**EXERCISE BRIEF**
Go through the data below and gather each line containing "LUNAR".

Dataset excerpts
(begin)
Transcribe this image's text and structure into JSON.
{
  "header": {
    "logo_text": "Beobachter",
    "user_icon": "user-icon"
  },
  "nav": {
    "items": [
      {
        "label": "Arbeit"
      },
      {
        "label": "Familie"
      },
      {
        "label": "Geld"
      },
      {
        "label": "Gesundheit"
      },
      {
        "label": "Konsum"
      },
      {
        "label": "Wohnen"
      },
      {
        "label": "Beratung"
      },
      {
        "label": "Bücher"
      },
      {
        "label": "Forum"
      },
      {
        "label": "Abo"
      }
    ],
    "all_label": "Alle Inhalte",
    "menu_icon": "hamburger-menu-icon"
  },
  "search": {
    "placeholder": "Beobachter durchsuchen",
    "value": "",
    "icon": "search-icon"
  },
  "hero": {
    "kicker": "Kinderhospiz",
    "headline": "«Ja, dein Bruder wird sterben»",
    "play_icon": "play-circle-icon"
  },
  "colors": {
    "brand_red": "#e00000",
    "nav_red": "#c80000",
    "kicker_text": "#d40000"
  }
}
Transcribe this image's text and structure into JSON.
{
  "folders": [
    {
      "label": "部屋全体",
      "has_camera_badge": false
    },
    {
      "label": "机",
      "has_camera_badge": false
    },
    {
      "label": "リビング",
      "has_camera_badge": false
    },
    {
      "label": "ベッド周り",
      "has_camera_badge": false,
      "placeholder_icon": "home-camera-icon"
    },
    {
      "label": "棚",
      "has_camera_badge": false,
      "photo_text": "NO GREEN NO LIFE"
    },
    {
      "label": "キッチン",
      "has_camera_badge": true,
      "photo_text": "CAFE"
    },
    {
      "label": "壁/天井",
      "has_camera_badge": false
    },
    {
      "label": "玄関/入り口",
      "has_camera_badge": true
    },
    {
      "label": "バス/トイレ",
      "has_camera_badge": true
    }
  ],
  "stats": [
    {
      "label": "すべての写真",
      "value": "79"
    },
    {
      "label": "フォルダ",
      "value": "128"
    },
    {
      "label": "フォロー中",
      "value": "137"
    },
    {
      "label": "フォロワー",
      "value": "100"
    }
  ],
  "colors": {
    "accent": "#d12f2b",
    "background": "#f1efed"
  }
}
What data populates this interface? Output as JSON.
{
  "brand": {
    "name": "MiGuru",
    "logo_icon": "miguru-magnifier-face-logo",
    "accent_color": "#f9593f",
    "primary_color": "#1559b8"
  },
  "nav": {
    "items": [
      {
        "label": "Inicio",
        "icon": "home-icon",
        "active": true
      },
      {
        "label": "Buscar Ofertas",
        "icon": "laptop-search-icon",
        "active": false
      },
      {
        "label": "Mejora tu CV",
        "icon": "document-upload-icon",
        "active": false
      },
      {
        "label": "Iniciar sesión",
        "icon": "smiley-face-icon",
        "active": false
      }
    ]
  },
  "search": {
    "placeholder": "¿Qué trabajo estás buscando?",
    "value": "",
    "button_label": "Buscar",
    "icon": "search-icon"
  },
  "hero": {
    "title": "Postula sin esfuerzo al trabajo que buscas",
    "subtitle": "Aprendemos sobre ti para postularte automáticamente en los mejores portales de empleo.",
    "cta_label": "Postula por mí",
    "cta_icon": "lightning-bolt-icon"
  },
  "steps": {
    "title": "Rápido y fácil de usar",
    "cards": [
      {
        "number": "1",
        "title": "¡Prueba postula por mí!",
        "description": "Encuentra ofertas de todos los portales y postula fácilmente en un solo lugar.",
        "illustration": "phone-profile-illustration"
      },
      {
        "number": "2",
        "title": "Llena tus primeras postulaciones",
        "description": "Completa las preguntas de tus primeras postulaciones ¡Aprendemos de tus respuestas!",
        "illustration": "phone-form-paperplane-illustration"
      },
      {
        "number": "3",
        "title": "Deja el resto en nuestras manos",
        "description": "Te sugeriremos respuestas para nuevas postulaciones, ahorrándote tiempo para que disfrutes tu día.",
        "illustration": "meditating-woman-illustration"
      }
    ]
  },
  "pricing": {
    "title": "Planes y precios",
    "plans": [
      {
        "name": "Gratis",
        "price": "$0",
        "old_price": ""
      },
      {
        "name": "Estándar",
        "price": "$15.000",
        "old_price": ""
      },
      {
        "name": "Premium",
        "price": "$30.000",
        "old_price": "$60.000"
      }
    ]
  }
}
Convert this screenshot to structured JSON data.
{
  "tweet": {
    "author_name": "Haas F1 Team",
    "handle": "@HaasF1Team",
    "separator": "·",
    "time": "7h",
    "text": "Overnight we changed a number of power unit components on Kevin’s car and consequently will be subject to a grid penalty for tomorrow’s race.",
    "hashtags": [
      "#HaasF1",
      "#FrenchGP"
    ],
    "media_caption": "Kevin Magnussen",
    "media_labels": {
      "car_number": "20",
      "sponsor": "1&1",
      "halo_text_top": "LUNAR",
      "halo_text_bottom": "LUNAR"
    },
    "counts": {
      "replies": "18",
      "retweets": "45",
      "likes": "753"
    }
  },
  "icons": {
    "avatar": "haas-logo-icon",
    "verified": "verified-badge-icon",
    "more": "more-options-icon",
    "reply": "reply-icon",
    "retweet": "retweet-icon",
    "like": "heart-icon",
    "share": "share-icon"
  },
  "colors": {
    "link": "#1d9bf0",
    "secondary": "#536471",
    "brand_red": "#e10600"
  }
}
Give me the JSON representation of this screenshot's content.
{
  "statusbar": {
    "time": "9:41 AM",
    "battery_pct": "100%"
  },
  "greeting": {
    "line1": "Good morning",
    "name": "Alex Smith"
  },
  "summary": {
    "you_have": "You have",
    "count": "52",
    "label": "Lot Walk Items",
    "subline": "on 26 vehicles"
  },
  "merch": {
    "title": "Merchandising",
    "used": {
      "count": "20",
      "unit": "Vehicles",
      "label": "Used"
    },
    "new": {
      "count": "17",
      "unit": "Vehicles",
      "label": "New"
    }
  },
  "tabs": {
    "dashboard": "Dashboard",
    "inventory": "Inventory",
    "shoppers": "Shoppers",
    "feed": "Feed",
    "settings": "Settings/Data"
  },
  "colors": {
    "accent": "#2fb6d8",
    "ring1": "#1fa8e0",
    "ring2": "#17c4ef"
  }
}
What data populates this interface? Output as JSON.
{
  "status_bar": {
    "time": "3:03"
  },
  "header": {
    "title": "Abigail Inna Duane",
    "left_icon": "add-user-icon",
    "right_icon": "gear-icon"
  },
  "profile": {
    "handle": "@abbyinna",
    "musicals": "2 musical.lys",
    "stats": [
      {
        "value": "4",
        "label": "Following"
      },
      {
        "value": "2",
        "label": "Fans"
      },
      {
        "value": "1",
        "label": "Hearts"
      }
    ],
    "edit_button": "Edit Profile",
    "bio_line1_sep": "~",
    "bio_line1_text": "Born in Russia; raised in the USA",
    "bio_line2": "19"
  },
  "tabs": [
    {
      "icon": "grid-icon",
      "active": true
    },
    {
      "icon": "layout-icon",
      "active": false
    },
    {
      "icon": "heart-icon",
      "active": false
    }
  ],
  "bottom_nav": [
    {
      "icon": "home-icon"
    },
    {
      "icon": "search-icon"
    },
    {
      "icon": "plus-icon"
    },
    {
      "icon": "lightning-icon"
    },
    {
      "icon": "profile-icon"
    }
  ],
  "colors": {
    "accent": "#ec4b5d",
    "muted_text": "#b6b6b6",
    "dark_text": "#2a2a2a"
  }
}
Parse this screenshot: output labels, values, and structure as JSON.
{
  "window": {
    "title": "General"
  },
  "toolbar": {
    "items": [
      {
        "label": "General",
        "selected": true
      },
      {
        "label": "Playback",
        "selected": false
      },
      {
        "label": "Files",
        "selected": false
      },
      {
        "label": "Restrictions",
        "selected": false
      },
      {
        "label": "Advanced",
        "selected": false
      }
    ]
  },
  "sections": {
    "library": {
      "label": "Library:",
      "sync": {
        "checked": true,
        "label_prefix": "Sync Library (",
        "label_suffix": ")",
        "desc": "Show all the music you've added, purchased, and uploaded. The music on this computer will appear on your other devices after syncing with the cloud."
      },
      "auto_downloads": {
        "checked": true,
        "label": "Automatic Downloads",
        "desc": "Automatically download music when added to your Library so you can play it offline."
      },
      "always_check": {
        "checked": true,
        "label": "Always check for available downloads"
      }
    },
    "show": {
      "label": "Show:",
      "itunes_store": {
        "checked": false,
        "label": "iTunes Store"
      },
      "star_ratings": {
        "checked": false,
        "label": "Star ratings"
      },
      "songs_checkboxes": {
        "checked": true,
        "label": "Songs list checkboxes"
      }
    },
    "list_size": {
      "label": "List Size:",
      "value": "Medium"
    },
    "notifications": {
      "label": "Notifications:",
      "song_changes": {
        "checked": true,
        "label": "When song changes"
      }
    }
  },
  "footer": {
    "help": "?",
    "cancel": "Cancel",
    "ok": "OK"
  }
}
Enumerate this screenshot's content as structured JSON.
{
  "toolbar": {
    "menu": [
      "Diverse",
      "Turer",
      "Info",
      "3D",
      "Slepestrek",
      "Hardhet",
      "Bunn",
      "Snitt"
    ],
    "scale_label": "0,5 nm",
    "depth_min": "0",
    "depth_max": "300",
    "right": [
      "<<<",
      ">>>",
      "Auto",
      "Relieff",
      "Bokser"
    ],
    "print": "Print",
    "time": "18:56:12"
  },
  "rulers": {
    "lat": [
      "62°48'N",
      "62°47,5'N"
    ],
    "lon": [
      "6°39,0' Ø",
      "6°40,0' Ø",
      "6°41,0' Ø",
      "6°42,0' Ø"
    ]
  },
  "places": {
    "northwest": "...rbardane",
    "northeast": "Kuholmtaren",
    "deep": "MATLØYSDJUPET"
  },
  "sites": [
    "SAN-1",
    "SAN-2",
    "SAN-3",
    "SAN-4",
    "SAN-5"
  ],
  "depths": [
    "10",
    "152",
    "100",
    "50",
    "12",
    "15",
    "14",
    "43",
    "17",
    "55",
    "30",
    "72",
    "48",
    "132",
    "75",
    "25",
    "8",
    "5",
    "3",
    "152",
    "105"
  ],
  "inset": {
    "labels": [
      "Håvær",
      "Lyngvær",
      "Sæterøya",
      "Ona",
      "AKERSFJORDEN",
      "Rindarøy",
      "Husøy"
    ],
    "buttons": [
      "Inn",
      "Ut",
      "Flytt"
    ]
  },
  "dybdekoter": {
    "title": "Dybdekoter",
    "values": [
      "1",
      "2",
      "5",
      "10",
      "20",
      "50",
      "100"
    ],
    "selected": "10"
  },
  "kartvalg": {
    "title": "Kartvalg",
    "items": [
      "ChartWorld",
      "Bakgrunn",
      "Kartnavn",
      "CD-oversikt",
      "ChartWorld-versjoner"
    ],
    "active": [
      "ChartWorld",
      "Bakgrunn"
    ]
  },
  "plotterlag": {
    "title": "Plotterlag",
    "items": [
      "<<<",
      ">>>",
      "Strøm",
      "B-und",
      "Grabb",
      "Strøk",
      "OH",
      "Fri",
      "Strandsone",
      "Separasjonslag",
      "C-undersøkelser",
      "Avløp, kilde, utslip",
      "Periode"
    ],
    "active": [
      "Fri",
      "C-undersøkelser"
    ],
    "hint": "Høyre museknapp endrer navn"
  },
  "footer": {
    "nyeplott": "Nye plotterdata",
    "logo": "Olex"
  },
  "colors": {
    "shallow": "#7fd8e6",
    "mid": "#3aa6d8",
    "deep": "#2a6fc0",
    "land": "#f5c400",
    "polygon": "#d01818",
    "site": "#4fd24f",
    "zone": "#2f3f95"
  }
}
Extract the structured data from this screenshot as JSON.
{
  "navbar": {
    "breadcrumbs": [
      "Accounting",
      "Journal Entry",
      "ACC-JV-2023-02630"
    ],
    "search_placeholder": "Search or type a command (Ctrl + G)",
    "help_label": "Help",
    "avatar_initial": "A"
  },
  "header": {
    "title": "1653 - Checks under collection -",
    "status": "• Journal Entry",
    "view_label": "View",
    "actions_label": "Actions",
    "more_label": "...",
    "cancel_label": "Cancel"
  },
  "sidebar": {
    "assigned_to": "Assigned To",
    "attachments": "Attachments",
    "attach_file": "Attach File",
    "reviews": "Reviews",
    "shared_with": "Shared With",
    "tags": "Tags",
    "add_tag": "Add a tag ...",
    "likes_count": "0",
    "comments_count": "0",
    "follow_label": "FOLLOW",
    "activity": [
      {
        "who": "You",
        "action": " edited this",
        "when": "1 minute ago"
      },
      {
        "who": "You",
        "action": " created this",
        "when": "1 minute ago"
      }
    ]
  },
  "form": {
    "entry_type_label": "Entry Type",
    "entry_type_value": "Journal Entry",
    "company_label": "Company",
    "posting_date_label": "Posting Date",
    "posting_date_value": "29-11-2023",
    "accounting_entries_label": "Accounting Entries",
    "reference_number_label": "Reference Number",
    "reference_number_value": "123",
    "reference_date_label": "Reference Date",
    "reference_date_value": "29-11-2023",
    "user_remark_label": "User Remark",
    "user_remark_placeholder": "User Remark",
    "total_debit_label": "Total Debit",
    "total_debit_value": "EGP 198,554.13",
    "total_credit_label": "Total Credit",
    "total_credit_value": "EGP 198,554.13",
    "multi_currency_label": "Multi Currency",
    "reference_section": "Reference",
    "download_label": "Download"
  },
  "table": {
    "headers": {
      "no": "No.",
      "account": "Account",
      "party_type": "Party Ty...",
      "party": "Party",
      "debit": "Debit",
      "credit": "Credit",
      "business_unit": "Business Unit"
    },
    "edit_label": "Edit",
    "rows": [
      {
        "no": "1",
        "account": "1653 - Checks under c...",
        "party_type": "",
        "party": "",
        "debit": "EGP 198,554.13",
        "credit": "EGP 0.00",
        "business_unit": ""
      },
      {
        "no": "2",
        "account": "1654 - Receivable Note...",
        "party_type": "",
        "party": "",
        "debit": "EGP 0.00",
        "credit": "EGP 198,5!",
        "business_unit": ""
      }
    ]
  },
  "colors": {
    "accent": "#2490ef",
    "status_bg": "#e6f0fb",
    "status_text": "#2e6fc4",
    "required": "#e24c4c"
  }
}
(end)
**REPLY TO THE TASK**
      "halo_text_top": "LUNAR",
      "halo_text_bottom": "LUNAR"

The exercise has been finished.